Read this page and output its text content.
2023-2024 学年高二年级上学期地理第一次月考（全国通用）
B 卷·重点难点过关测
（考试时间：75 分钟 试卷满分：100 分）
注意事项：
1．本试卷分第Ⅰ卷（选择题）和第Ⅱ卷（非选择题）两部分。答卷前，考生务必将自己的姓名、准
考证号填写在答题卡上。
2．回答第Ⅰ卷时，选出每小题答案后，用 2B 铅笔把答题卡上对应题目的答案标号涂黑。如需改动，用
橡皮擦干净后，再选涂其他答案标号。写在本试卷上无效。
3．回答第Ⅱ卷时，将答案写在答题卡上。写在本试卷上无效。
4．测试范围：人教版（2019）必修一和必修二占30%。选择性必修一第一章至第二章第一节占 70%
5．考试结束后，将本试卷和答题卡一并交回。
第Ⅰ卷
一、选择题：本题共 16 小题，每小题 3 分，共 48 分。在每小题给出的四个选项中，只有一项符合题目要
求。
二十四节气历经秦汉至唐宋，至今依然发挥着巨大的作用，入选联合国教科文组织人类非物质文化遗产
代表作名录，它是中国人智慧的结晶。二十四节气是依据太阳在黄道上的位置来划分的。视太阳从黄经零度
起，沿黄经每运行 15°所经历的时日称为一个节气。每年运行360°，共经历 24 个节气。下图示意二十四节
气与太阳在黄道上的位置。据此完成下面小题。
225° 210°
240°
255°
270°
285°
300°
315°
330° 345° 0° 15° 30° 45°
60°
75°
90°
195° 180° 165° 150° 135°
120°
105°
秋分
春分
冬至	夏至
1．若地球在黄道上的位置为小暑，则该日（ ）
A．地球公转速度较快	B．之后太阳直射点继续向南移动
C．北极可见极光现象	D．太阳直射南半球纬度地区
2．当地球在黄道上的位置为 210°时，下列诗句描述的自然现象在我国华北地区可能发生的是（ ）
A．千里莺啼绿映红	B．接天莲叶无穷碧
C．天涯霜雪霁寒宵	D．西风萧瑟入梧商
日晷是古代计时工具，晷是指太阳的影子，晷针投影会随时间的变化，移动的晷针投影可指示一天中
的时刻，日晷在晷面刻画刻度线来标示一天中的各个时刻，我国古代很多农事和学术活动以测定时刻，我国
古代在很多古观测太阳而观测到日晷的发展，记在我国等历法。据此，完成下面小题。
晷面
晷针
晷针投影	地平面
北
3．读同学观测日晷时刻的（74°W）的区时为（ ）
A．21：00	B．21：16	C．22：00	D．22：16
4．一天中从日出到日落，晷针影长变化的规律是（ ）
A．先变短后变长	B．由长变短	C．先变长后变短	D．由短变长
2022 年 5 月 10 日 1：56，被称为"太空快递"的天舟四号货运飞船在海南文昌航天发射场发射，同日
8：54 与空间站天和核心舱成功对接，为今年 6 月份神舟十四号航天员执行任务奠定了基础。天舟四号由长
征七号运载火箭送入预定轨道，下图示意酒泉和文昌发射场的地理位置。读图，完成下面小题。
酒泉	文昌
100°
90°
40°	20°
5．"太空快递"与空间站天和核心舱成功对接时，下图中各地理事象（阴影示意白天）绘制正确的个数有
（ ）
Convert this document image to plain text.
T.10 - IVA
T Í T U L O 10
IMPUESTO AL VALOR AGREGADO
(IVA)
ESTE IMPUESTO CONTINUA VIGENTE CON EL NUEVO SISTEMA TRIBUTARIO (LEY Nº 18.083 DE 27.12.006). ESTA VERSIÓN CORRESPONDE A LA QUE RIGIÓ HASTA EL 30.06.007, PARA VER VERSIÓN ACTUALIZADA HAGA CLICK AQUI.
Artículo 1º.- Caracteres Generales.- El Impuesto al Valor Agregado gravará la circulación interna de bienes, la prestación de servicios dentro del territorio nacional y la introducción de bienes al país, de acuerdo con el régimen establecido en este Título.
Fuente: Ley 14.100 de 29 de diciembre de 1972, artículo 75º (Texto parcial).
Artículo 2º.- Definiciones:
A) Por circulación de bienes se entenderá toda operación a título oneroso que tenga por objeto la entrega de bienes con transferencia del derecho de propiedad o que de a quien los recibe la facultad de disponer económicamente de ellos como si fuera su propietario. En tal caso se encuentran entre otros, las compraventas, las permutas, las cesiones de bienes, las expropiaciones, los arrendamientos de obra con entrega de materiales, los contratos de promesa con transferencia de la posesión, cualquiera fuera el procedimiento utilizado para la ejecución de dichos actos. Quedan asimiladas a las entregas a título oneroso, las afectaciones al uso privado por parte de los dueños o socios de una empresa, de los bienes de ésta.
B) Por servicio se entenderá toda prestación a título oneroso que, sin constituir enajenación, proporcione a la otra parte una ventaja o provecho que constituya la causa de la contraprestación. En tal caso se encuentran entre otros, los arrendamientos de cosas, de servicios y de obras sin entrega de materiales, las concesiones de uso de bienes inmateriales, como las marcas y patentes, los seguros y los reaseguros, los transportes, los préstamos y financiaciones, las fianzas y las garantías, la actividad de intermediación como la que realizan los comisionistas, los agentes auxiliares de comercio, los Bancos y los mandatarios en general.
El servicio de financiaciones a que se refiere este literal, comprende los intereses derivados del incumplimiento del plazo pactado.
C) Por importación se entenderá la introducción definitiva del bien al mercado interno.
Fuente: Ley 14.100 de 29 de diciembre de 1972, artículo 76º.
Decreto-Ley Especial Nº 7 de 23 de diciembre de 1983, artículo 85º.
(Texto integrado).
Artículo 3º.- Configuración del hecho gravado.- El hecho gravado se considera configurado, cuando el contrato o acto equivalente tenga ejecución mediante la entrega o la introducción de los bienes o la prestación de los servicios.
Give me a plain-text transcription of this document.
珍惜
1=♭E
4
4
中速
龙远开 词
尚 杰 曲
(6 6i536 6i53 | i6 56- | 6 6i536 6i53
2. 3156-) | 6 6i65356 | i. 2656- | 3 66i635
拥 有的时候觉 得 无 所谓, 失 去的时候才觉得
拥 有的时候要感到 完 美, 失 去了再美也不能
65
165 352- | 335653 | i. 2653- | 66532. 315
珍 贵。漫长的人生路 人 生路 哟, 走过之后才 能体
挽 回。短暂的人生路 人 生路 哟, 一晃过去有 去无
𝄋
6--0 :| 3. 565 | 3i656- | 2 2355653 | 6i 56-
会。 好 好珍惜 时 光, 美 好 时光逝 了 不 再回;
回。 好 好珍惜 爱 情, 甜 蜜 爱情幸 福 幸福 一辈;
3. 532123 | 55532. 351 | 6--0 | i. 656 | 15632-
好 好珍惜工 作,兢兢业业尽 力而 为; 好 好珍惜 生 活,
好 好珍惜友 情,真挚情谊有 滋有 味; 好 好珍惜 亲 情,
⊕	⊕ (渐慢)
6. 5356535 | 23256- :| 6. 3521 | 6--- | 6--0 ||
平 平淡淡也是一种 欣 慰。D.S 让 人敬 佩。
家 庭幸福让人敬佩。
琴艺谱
------------------------------------------------------------------------
_PROMPT_. Identify and copy lines that hold the string "Fuente".

_RESPONSE TO THE TASK_.
Fuente: Ley 14.100 de 29 de diciembre de 1972, artículo 75º (Texto parcial).
Fuente: Ley 14.100 de 29 de diciembre de 1972, artículo 76º.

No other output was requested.